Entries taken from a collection
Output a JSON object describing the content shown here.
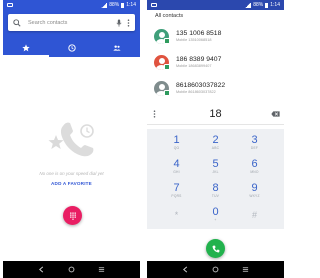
{
  "left_phone": {
    "status": {
      "battery": "88%",
      "time": "1:14"
    },
    "search": {
      "placeholder": "Search contacts"
    },
    "tabs": [
      {
        "icon": "star-icon",
        "active": true
      },
      {
        "icon": "clock-icon",
        "active": false
      },
      {
        "icon": "contacts-icon",
        "active": false
      }
    ],
    "favorites": {
      "empty_text": "No one is on your speed dial yet",
      "add_favorite_label": "ADD A FAVORITE"
    },
    "fab_icon": "dialpad-icon"
  },
  "right_phone": {
    "status": {
      "battery": "88%",
      "time": "1:14"
    },
    "contacts_header": "All contacts",
    "contacts": [
      {
        "number": "135 1006 8518",
        "sub": "Mobile 13510068518",
        "color": "#3f9f7a"
      },
      {
        "number": "186 8389 9407",
        "sub": "Mobile 18683899407",
        "color": "#e0533f"
      },
      {
        "number": "8618603037822",
        "sub": "Mobile 8618603037822",
        "color": "#7f8c8d"
      }
    ],
    "dial": {
      "number": "18"
    },
    "keypad": [
      {
        "digit": "1",
        "letters": "QΩ"
      },
      {
        "digit": "2",
        "letters": "ABC"
      },
      {
        "digit": "3",
        "letters": "DEF"
      },
      {
        "digit": "4",
        "letters": "GHI"
      },
      {
        "digit": "5",
        "letters": "JKL"
      },
      {
        "digit": "6",
        "letters": "MNO"
      },
      {
        "digit": "7",
        "letters": "PQRS"
      },
      {
        "digit": "8",
        "letters": "TUV"
      },
      {
        "digit": "9",
        "letters": "WXYZ"
      },
      {
        "symbol": "*"
      },
      {
        "digit": "0",
        "letters": "+"
      },
      {
        "symbol": "#"
      }
    ]
  },
  "colors": {
    "primary_blue": "#2f55d4",
    "status_blue_dark": "#2b48ae",
    "fab_pink": "#e91e63",
    "call_green": "#21b24d"
  }
}
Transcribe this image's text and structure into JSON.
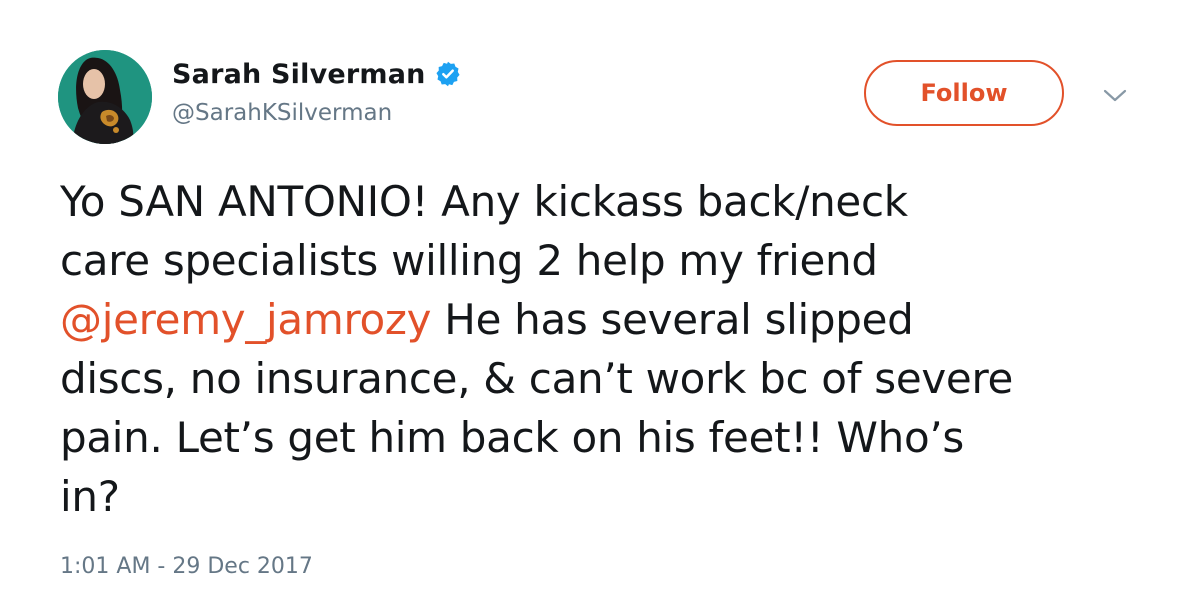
{
  "author": {
    "display_name": "Sarah Silverman",
    "handle": "@SarahKSilverman",
    "verified": true
  },
  "follow_button": {
    "label": "Follow"
  },
  "colors": {
    "accent": "#e2512a",
    "verified_blue": "#1da1f2",
    "muted": "#657786",
    "text": "#14171a"
  },
  "icons": {
    "verified": "verified-badge-icon",
    "menu": "chevron-down-icon"
  },
  "tweet": {
    "lines": [
      {
        "before": "Yo SAN ANTONIO! Any kickass back/neck",
        "mention": "",
        "after": ""
      },
      {
        "before": "care specialists willing 2 help my friend",
        "mention": "",
        "after": ""
      },
      {
        "before": "",
        "mention": "@jeremy_jamrozy",
        "after": " He has several slipped"
      },
      {
        "before": "discs, no insurance, & can’t work bc of severe",
        "mention": "",
        "after": ""
      },
      {
        "before": "pain.  Let’s get him back on his feet!! Who’s",
        "mention": "",
        "after": ""
      },
      {
        "before": "in?",
        "mention": "",
        "after": ""
      }
    ],
    "timestamp": "1:01 AM - 29 Dec 2017"
  }
}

* PROBLEM
The pictures should not be reproduced; quote all of the other material exactly.

* SOLUTION
Output a JSON object describing the content shown here.
{
  "left_phone": {
    "status": {
      "battery": "88%",
      "time": "1:14"
    },
    "search": {
      "placeholder": "Search contacts"
    },
    "tabs": [
      {
        "icon": "star-icon",
        "active": true
      },
      {
        "icon": "clock-icon",
        "active": false
      },
      {
        "icon": "contacts-icon",
        "active": false
      }
    ],
    "favorites": {
      "empty_text": "No one is on your speed dial yet",
      "add_favorite_label": "ADD A FAVORITE"
    },
    "fab_icon": "dialpad-icon"
  },
  "right_phone": {
    "status": {
      "battery": "88%",
      "time": "1:14"
    },
    "contacts_header": "All contacts",
    "contacts": [
      {
        "number": "135 1006 8518",
        "sub": "Mobile 13510068518",
        "color": "#3f9f7a"
      },
      {
        "number": "186 8389 9407",
        "sub": "Mobile 18683899407",
        "color": "#e0533f"
      },
      {
        "number": "8618603037822",
        "sub": "Mobile 8618603037822",
        "color": "#7f8c8d"
      }
    ],
    "dial": {
      "number": "18"
    },
    "keypad": [
      {
        "digit": "1",
        "letters": "QΩ"
      },
      {
        "digit": "2",
        "letters": "ABC"
      },
      {
        "digit": "3",
        "letters": "DEF"
      },
      {
        "digit": "4",
        "letters": "GHI"
      },
      {
        "digit": "5",
        "letters": "JKL"
      },
      {
        "digit": "6",
        "letters": "MNO"
      },
      {
        "digit": "7",
        "letters": "PQRS"
      },
      {
        "digit": "8",
        "letters": "TUV"
      },
      {
        "digit": "9",
        "letters": "WXYZ"
      },
      {
        "symbol": "*"
      },
      {
        "digit": "0",
        "letters": "+"
      },
      {
        "symbol": "#"
      }
    ]
  },
  "colors": {
    "primary_blue": "#2f55d4",
    "status_blue_dark": "#2b48ae",
    "fab_pink": "#e91e63",
    "call_green": "#21b24d"
  }
}
Transcribe this image's text and structure into JSON.
{
  "author": {
    "display_name": "Sarah Silverman",
    "handle": "@SarahKSilverman",
    "verified": true
  },
  "follow_button": {
    "label": "Follow"
  },
  "colors": {
    "accent": "#e2512a",
    "verified_blue": "#1da1f2",
    "muted": "#657786",
    "text": "#14171a"
  },
  "icons": {
    "verified": "verified-badge-icon",
    "menu": "chevron-down-icon"
  },
  "tweet": {
    "lines": [
      {
        "before": "Yo SAN ANTONIO! Any kickass back/neck",
        "mention": "",
        "after": ""
      },
      {
        "before": "care specialists willing 2 help my friend",
        "mention": "",
        "after": ""
      },
      {
        "before": "",
        "mention": "@jeremy_jamrozy",
        "after": " He has several slipped"
      },
      {
        "before": "discs, no insurance, & can’t work bc of severe",
        "mention": "",
        "after": ""
      },
      {
        "before": "pain.  Let’s get him back on his feet!! Who’s",
        "mention": "",
        "after": ""
      },
      {
        "before": "in?",
        "mention": "",
        "after": ""
      }
    ],
    "timestamp": "1:01 AM - 29 Dec 2017"
  }
}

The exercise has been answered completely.